### PROBLEM DESCRIPTION
Go through the entries below and count the lines holding the word "title". Reply with only the number, please.

┌─ RECORDS FOR THE TASK

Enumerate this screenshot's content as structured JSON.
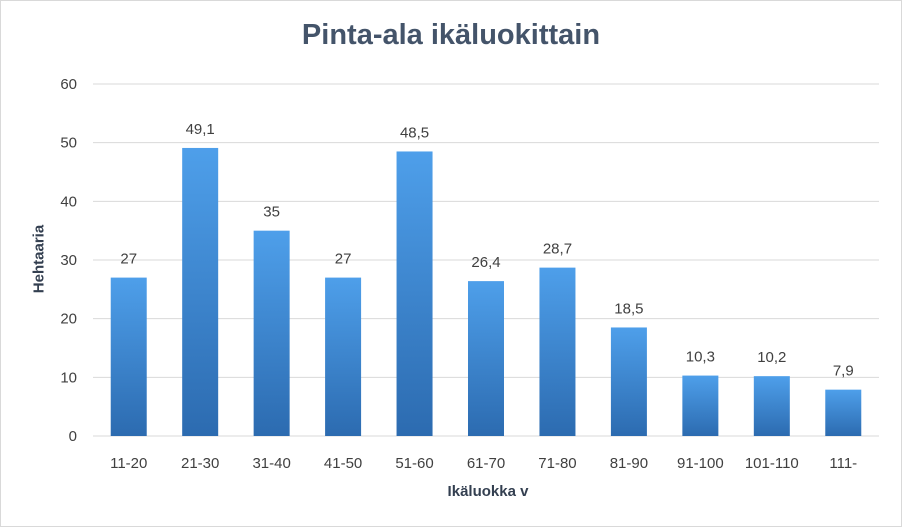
{
  "chart_data": {
    "type": "bar",
    "title": "Pinta-ala ikäluokittain",
    "xlabel": "Ikäluokka v",
    "ylabel": "Hehtaaria",
    "categories": [
      "11-20",
      "21-30",
      "31-40",
      "41-50",
      "51-60",
      "61-70",
      "71-80",
      "81-90",
      "91-100",
      "101-110",
      "111-"
    ],
    "values": [
      27,
      49.1,
      35,
      27,
      48.5,
      26.4,
      28.7,
      18.5,
      10.3,
      10.2,
      7.9
    ],
    "data_labels": [
      "27",
      "49,1",
      "35",
      "27",
      "48,5",
      "26,4",
      "28,7",
      "18,5",
      "10,3",
      "10,2",
      "7,9"
    ],
    "ylim": [
      0,
      60
    ],
    "yticks": [
      0,
      10,
      20,
      30,
      40,
      50,
      60
    ],
    "grid": true,
    "legend": "none",
    "colors": {
      "bar_top": "#4e9fea",
      "bar_bottom": "#2c6bb0",
      "grid": "#d9d9d9",
      "title": "#44546a"
    }
  }
}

└─

### FINISHED ANSWER
2